**Task details:**
Below are entries to be transcribed exactly; exclude the pictures from the copy.

:: Records provided ::

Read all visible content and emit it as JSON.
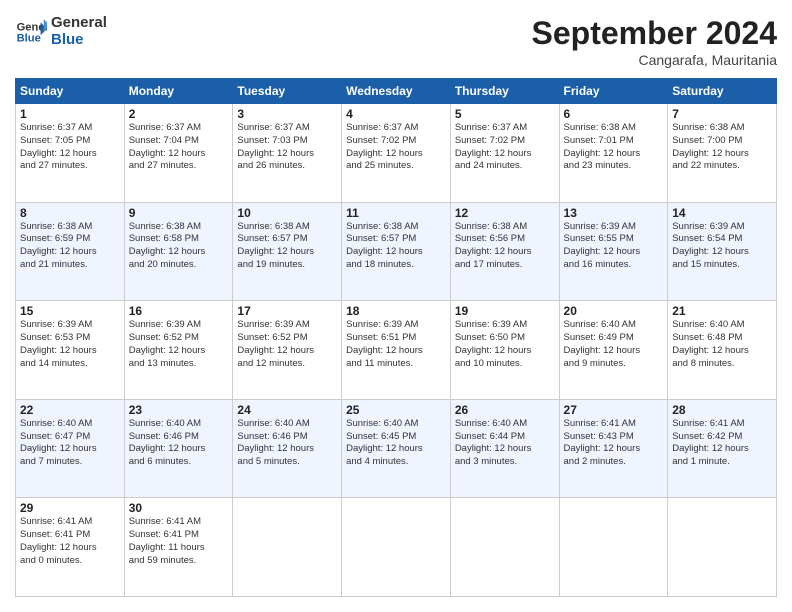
{
  "header": {
    "logo_line1": "General",
    "logo_line2": "Blue",
    "month_title": "September 2024",
    "location": "Cangarafa, Mauritania"
  },
  "days_of_week": [
    "Sunday",
    "Monday",
    "Tuesday",
    "Wednesday",
    "Thursday",
    "Friday",
    "Saturday"
  ],
  "weeks": [
    {
      "days": [
        {
          "num": "1",
          "info": "Sunrise: 6:37 AM\nSunset: 7:05 PM\nDaylight: 12 hours\nand 27 minutes."
        },
        {
          "num": "2",
          "info": "Sunrise: 6:37 AM\nSunset: 7:04 PM\nDaylight: 12 hours\nand 27 minutes."
        },
        {
          "num": "3",
          "info": "Sunrise: 6:37 AM\nSunset: 7:03 PM\nDaylight: 12 hours\nand 26 minutes."
        },
        {
          "num": "4",
          "info": "Sunrise: 6:37 AM\nSunset: 7:02 PM\nDaylight: 12 hours\nand 25 minutes."
        },
        {
          "num": "5",
          "info": "Sunrise: 6:37 AM\nSunset: 7:02 PM\nDaylight: 12 hours\nand 24 minutes."
        },
        {
          "num": "6",
          "info": "Sunrise: 6:38 AM\nSunset: 7:01 PM\nDaylight: 12 hours\nand 23 minutes."
        },
        {
          "num": "7",
          "info": "Sunrise: 6:38 AM\nSunset: 7:00 PM\nDaylight: 12 hours\nand 22 minutes."
        }
      ]
    },
    {
      "days": [
        {
          "num": "8",
          "info": "Sunrise: 6:38 AM\nSunset: 6:59 PM\nDaylight: 12 hours\nand 21 minutes."
        },
        {
          "num": "9",
          "info": "Sunrise: 6:38 AM\nSunset: 6:58 PM\nDaylight: 12 hours\nand 20 minutes."
        },
        {
          "num": "10",
          "info": "Sunrise: 6:38 AM\nSunset: 6:57 PM\nDaylight: 12 hours\nand 19 minutes."
        },
        {
          "num": "11",
          "info": "Sunrise: 6:38 AM\nSunset: 6:57 PM\nDaylight: 12 hours\nand 18 minutes."
        },
        {
          "num": "12",
          "info": "Sunrise: 6:38 AM\nSunset: 6:56 PM\nDaylight: 12 hours\nand 17 minutes."
        },
        {
          "num": "13",
          "info": "Sunrise: 6:39 AM\nSunset: 6:55 PM\nDaylight: 12 hours\nand 16 minutes."
        },
        {
          "num": "14",
          "info": "Sunrise: 6:39 AM\nSunset: 6:54 PM\nDaylight: 12 hours\nand 15 minutes."
        }
      ]
    },
    {
      "days": [
        {
          "num": "15",
          "info": "Sunrise: 6:39 AM\nSunset: 6:53 PM\nDaylight: 12 hours\nand 14 minutes."
        },
        {
          "num": "16",
          "info": "Sunrise: 6:39 AM\nSunset: 6:52 PM\nDaylight: 12 hours\nand 13 minutes."
        },
        {
          "num": "17",
          "info": "Sunrise: 6:39 AM\nSunset: 6:52 PM\nDaylight: 12 hours\nand 12 minutes."
        },
        {
          "num": "18",
          "info": "Sunrise: 6:39 AM\nSunset: 6:51 PM\nDaylight: 12 hours\nand 11 minutes."
        },
        {
          "num": "19",
          "info": "Sunrise: 6:39 AM\nSunset: 6:50 PM\nDaylight: 12 hours\nand 10 minutes."
        },
        {
          "num": "20",
          "info": "Sunrise: 6:40 AM\nSunset: 6:49 PM\nDaylight: 12 hours\nand 9 minutes."
        },
        {
          "num": "21",
          "info": "Sunrise: 6:40 AM\nSunset: 6:48 PM\nDaylight: 12 hours\nand 8 minutes."
        }
      ]
    },
    {
      "days": [
        {
          "num": "22",
          "info": "Sunrise: 6:40 AM\nSunset: 6:47 PM\nDaylight: 12 hours\nand 7 minutes."
        },
        {
          "num": "23",
          "info": "Sunrise: 6:40 AM\nSunset: 6:46 PM\nDaylight: 12 hours\nand 6 minutes."
        },
        {
          "num": "24",
          "info": "Sunrise: 6:40 AM\nSunset: 6:46 PM\nDaylight: 12 hours\nand 5 minutes."
        },
        {
          "num": "25",
          "info": "Sunrise: 6:40 AM\nSunset: 6:45 PM\nDaylight: 12 hours\nand 4 minutes."
        },
        {
          "num": "26",
          "info": "Sunrise: 6:40 AM\nSunset: 6:44 PM\nDaylight: 12 hours\nand 3 minutes."
        },
        {
          "num": "27",
          "info": "Sunrise: 6:41 AM\nSunset: 6:43 PM\nDaylight: 12 hours\nand 2 minutes."
        },
        {
          "num": "28",
          "info": "Sunrise: 6:41 AM\nSunset: 6:42 PM\nDaylight: 12 hours\nand 1 minute."
        }
      ]
    },
    {
      "days": [
        {
          "num": "29",
          "info": "Sunrise: 6:41 AM\nSunset: 6:41 PM\nDaylight: 12 hours\nand 0 minutes."
        },
        {
          "num": "30",
          "info": "Sunrise: 6:41 AM\nSunset: 6:41 PM\nDaylight: 11 hours\nand 59 minutes."
        },
        {
          "num": "",
          "info": ""
        },
        {
          "num": "",
          "info": ""
        },
        {
          "num": "",
          "info": ""
        },
        {
          "num": "",
          "info": ""
        },
        {
          "num": "",
          "info": ""
        }
      ]
    }
  ]
}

:::

**Exercise output:**
Read all visible content and emit it as JSON.
{
  "header": {
    "logo_line1": "General",
    "logo_line2": "Blue",
    "month_title": "September 2024",
    "location": "Cangarafa, Mauritania"
  },
  "days_of_week": [
    "Sunday",
    "Monday",
    "Tuesday",
    "Wednesday",
    "Thursday",
    "Friday",
    "Saturday"
  ],
  "weeks": [
    {
      "days": [
        {
          "num": "1",
          "info": "Sunrise: 6:37 AM\nSunset: 7:05 PM\nDaylight: 12 hours\nand 27 minutes."
        },
        {
          "num": "2",
          "info": "Sunrise: 6:37 AM\nSunset: 7:04 PM\nDaylight: 12 hours\nand 27 minutes."
        },
        {
          "num": "3",
          "info": "Sunrise: 6:37 AM\nSunset: 7:03 PM\nDaylight: 12 hours\nand 26 minutes."
        },
        {
          "num": "4",
          "info": "Sunrise: 6:37 AM\nSunset: 7:02 PM\nDaylight: 12 hours\nand 25 minutes."
        },
        {
          "num": "5",
          "info": "Sunrise: 6:37 AM\nSunset: 7:02 PM\nDaylight: 12 hours\nand 24 minutes."
        },
        {
          "num": "6",
          "info": "Sunrise: 6:38 AM\nSunset: 7:01 PM\nDaylight: 12 hours\nand 23 minutes."
        },
        {
          "num": "7",
          "info": "Sunrise: 6:38 AM\nSunset: 7:00 PM\nDaylight: 12 hours\nand 22 minutes."
        }
      ]
    },
    {
      "days": [
        {
          "num": "8",
          "info": "Sunrise: 6:38 AM\nSunset: 6:59 PM\nDaylight: 12 hours\nand 21 minutes."
        },
        {
          "num": "9",
          "info": "Sunrise: 6:38 AM\nSunset: 6:58 PM\nDaylight: 12 hours\nand 20 minutes."
        },
        {
          "num": "10",
          "info": "Sunrise: 6:38 AM\nSunset: 6:57 PM\nDaylight: 12 hours\nand 19 minutes."
        },
        {
          "num": "11",
          "info": "Sunrise: 6:38 AM\nSunset: 6:57 PM\nDaylight: 12 hours\nand 18 minutes."
        },
        {
          "num": "12",
          "info": "Sunrise: 6:38 AM\nSunset: 6:56 PM\nDaylight: 12 hours\nand 17 minutes."
        },
        {
          "num": "13",
          "info": "Sunrise: 6:39 AM\nSunset: 6:55 PM\nDaylight: 12 hours\nand 16 minutes."
        },
        {
          "num": "14",
          "info": "Sunrise: 6:39 AM\nSunset: 6:54 PM\nDaylight: 12 hours\nand 15 minutes."
        }
      ]
    },
    {
      "days": [
        {
          "num": "15",
          "info": "Sunrise: 6:39 AM\nSunset: 6:53 PM\nDaylight: 12 hours\nand 14 minutes."
        },
        {
          "num": "16",
          "info": "Sunrise: 6:39 AM\nSunset: 6:52 PM\nDaylight: 12 hours\nand 13 minutes."
        },
        {
          "num": "17",
          "info": "Sunrise: 6:39 AM\nSunset: 6:52 PM\nDaylight: 12 hours\nand 12 minutes."
        },
        {
          "num": "18",
          "info": "Sunrise: 6:39 AM\nSunset: 6:51 PM\nDaylight: 12 hours\nand 11 minutes."
        },
        {
          "num": "19",
          "info": "Sunrise: 6:39 AM\nSunset: 6:50 PM\nDaylight: 12 hours\nand 10 minutes."
        },
        {
          "num": "20",
          "info": "Sunrise: 6:40 AM\nSunset: 6:49 PM\nDaylight: 12 hours\nand 9 minutes."
        },
        {
          "num": "21",
          "info": "Sunrise: 6:40 AM\nSunset: 6:48 PM\nDaylight: 12 hours\nand 8 minutes."
        }
      ]
    },
    {
      "days": [
        {
          "num": "22",
          "info": "Sunrise: 6:40 AM\nSunset: 6:47 PM\nDaylight: 12 hours\nand 7 minutes."
        },
        {
          "num": "23",
          "info": "Sunrise: 6:40 AM\nSunset: 6:46 PM\nDaylight: 12 hours\nand 6 minutes."
        },
        {
          "num": "24",
          "info": "Sunrise: 6:40 AM\nSunset: 6:46 PM\nDaylight: 12 hours\nand 5 minutes."
        },
        {
          "num": "25",
          "info": "Sunrise: 6:40 AM\nSunset: 6:45 PM\nDaylight: 12 hours\nand 4 minutes."
        },
        {
          "num": "26",
          "info": "Sunrise: 6:40 AM\nSunset: 6:44 PM\nDaylight: 12 hours\nand 3 minutes."
        },
        {
          "num": "27",
          "info": "Sunrise: 6:41 AM\nSunset: 6:43 PM\nDaylight: 12 hours\nand 2 minutes."
        },
        {
          "num": "28",
          "info": "Sunrise: 6:41 AM\nSunset: 6:42 PM\nDaylight: 12 hours\nand 1 minute."
        }
      ]
    },
    {
      "days": [
        {
          "num": "29",
          "info": "Sunrise: 6:41 AM\nSunset: 6:41 PM\nDaylight: 12 hours\nand 0 minutes."
        },
        {
          "num": "30",
          "info": "Sunrise: 6:41 AM\nSunset: 6:41 PM\nDaylight: 11 hours\nand 59 minutes."
        },
        {
          "num": "",
          "info": ""
        },
        {
          "num": "",
          "info": ""
        },
        {
          "num": "",
          "info": ""
        },
        {
          "num": "",
          "info": ""
        },
        {
          "num": "",
          "info": ""
        }
      ]
    }
  ]
}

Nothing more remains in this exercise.